▸ SET TASK: Please reproduce each of the following items word for word, keeping every line unchanged.

▸ MATERIAL FOR THIS EXERCISE:
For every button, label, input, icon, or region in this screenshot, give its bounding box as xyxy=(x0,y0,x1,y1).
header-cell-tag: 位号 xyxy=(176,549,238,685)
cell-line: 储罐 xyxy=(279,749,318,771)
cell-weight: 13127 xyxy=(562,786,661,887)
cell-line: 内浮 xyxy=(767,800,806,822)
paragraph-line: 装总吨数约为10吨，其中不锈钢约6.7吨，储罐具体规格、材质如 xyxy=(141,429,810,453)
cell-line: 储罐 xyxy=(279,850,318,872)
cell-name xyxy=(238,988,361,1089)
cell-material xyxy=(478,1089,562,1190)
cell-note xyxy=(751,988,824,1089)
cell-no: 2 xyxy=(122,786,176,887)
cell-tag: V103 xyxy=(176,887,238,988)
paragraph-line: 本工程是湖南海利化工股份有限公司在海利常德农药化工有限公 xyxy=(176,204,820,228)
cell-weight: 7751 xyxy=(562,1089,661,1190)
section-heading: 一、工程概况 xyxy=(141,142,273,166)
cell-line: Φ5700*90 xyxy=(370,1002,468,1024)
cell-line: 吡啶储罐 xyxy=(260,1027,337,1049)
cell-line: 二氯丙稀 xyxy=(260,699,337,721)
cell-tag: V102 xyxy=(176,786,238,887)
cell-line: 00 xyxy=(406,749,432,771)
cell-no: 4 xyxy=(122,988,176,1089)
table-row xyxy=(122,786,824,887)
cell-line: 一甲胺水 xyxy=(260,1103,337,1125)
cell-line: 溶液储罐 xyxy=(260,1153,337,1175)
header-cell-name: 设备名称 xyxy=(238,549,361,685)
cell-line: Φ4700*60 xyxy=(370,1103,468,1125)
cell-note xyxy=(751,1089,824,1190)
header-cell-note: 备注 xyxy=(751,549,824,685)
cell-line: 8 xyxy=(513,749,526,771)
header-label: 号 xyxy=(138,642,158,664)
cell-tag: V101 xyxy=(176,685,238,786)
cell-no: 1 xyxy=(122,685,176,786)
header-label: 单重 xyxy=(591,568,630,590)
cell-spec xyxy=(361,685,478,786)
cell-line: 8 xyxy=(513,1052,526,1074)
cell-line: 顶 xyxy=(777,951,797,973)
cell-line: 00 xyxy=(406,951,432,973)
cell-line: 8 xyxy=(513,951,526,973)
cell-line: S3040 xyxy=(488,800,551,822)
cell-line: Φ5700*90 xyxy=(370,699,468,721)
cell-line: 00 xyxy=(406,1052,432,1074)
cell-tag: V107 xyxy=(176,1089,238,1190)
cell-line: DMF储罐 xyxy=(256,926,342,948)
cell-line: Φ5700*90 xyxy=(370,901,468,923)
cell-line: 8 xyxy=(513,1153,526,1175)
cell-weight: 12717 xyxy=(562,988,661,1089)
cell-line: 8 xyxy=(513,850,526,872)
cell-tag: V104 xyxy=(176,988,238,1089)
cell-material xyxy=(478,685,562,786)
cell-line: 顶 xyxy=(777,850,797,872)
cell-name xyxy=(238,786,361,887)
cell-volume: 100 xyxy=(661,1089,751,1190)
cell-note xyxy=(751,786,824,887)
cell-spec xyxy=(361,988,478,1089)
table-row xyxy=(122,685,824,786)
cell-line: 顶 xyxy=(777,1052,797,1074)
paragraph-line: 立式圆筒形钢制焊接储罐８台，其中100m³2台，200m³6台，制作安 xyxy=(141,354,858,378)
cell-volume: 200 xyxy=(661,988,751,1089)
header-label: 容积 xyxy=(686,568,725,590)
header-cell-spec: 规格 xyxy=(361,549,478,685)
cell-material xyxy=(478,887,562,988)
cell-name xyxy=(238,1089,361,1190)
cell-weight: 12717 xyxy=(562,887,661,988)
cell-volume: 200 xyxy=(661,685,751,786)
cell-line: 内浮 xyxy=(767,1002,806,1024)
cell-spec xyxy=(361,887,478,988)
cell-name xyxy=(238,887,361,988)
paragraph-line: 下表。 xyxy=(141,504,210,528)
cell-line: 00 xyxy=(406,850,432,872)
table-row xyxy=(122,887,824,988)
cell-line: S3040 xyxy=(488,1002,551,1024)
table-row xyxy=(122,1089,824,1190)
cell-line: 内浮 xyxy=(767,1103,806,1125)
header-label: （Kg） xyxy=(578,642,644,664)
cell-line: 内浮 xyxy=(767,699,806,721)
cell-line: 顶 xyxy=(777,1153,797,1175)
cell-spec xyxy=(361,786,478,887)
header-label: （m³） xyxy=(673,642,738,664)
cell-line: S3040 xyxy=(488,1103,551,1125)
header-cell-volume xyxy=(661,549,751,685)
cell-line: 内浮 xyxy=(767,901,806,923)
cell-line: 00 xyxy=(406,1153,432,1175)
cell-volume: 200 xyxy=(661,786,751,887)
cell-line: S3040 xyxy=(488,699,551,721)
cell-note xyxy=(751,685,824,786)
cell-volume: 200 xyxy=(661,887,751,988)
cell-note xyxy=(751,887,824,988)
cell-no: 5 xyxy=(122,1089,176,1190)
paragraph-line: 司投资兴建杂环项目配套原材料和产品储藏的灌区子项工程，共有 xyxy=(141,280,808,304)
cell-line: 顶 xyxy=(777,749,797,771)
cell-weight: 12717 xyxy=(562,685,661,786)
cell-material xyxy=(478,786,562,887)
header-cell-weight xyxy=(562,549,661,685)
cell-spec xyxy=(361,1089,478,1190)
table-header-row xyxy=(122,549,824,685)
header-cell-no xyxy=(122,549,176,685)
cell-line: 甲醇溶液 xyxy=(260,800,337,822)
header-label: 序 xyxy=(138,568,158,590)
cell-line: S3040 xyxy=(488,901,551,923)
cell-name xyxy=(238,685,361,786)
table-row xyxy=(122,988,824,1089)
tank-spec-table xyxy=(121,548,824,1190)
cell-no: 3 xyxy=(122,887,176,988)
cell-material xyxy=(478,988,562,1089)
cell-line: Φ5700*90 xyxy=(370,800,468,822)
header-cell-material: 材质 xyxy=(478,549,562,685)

▸ THE OUTPUT:
For every button, label, input, icon, or region in this screenshot, give its bounding box as xyxy=(x0,y0,x1,y1).
header-cell-tag: 位号 xyxy=(176,549,238,685)
cell-line: 储罐 xyxy=(279,749,318,771)
cell-weight: 13127 xyxy=(562,786,661,887)
cell-line: 内浮 xyxy=(767,800,806,822)
paragraph-line: 装总吨数约为10吨，其中不锈钢约6.7吨，储罐具体规格、材质如 xyxy=(141,429,810,453)
cell-line: 储罐 xyxy=(279,850,318,872)
cell-name xyxy=(238,988,361,1089)
cell-material xyxy=(478,1089,562,1190)
cell-note xyxy=(751,988,824,1089)
cell-no: 2 xyxy=(122,786,176,887)
cell-tag: V103 xyxy=(176,887,238,988)
paragraph-line: 本工程是湖南海利化工股份有限公司在海利常德农药化工有限公 xyxy=(176,204,820,228)
cell-weight: 7751 xyxy=(562,1089,661,1190)
section-heading: 一、工程概况 xyxy=(141,142,273,166)
cell-line: Φ5700*90 xyxy=(370,1002,468,1024)
cell-line: 吡啶储罐 xyxy=(260,1027,337,1049)
cell-line: 二氯丙稀 xyxy=(260,699,337,721)
cell-tag: V102 xyxy=(176,786,238,887)
cell-line: 00 xyxy=(406,749,432,771)
cell-no: 4 xyxy=(122,988,176,1089)
table-row xyxy=(122,786,824,887)
cell-line: 一甲胺水 xyxy=(260,1103,337,1125)
cell-line: 溶液储罐 xyxy=(260,1153,337,1175)
header-cell-name: 设备名称 xyxy=(238,549,361,685)
cell-line: Φ4700*60 xyxy=(370,1103,468,1125)
cell-note xyxy=(751,1089,824,1190)
header-cell-note: 备注 xyxy=(751,549,824,685)
cell-line: 8 xyxy=(513,749,526,771)
header-label: 号 xyxy=(138,642,158,664)
cell-tag: V101 xyxy=(176,685,238,786)
cell-no: 1 xyxy=(122,685,176,786)
header-label: 单重 xyxy=(591,568,630,590)
cell-spec xyxy=(361,685,478,786)
cell-line: 8 xyxy=(513,1052,526,1074)
cell-line: 顶 xyxy=(777,951,797,973)
cell-line: 00 xyxy=(406,951,432,973)
cell-line: 8 xyxy=(513,951,526,973)
cell-line: S3040 xyxy=(488,800,551,822)
cell-line: Φ5700*90 xyxy=(370,699,468,721)
cell-line: 00 xyxy=(406,1052,432,1074)
cell-tag: V107 xyxy=(176,1089,238,1190)
cell-line: DMF储罐 xyxy=(256,926,342,948)
cell-line: Φ5700*90 xyxy=(370,901,468,923)
cell-line: 8 xyxy=(513,1153,526,1175)
cell-weight: 12717 xyxy=(562,988,661,1089)
cell-line: 8 xyxy=(513,850,526,872)
cell-tag: V104 xyxy=(176,988,238,1089)
cell-material xyxy=(478,685,562,786)
cell-line: 顶 xyxy=(777,850,797,872)
cell-name xyxy=(238,786,361,887)
cell-volume: 100 xyxy=(661,1089,751,1190)
cell-note xyxy=(751,786,824,887)
cell-spec xyxy=(361,988,478,1089)
table-row xyxy=(122,685,824,786)
cell-line: 顶 xyxy=(777,1052,797,1074)
paragraph-line: 立式圆筒形钢制焊接储罐８台，其中100m³2台，200m³6台，制作安 xyxy=(141,354,858,378)
cell-volume: 200 xyxy=(661,988,751,1089)
header-label: 容积 xyxy=(686,568,725,590)
header-cell-spec: 规格 xyxy=(361,549,478,685)
cell-material xyxy=(478,887,562,988)
cell-name xyxy=(238,1089,361,1190)
cell-weight: 12717 xyxy=(562,887,661,988)
cell-volume: 200 xyxy=(661,685,751,786)
cell-line: 内浮 xyxy=(767,1002,806,1024)
cell-spec xyxy=(361,887,478,988)
cell-name xyxy=(238,887,361,988)
paragraph-line: 下表。 xyxy=(141,504,210,528)
cell-line: 00 xyxy=(406,850,432,872)
table-row xyxy=(122,887,824,988)
cell-line: S3040 xyxy=(488,1002,551,1024)
table-row xyxy=(122,1089,824,1190)
cell-line: 内浮 xyxy=(767,1103,806,1125)
header-label: （Kg） xyxy=(578,642,644,664)
cell-line: 内浮 xyxy=(767,699,806,721)
cell-line: 顶 xyxy=(777,1153,797,1175)
cell-spec xyxy=(361,786,478,887)
header-label: （m³） xyxy=(673,642,738,664)
cell-line: S3040 xyxy=(488,1103,551,1125)
header-cell-volume xyxy=(661,549,751,685)
cell-line: 内浮 xyxy=(767,901,806,923)
cell-line: 00 xyxy=(406,1153,432,1175)
cell-volume: 200 xyxy=(661,786,751,887)
cell-line: S3040 xyxy=(488,699,551,721)
cell-note xyxy=(751,685,824,786)
cell-volume: 200 xyxy=(661,887,751,988)
cell-note xyxy=(751,887,824,988)
cell-no: 5 xyxy=(122,1089,176,1190)
paragraph-line: 司投资兴建杂环项目配套原材料和产品储藏的灌区子项工程，共有 xyxy=(141,280,808,304)
cell-line: 顶 xyxy=(777,749,797,771)
cell-weight: 12717 xyxy=(562,685,661,786)
cell-material xyxy=(478,786,562,887)
header-cell-weight xyxy=(562,549,661,685)
cell-spec xyxy=(361,1089,478,1190)
table-header-row xyxy=(122,549,824,685)
header-cell-no xyxy=(122,549,176,685)
cell-line: 甲醇溶液 xyxy=(260,800,337,822)
header-label: 序 xyxy=(138,568,158,590)
cell-line: S3040 xyxy=(488,901,551,923)
cell-name xyxy=(238,685,361,786)
table-row xyxy=(122,988,824,1089)
tank-spec-table xyxy=(121,548,824,1190)
cell-no: 3 xyxy=(122,887,176,988)
cell-material xyxy=(478,988,562,1089)
cell-line: Φ5700*90 xyxy=(370,800,468,822)
header-cell-material: 材质 xyxy=(478,549,562,685)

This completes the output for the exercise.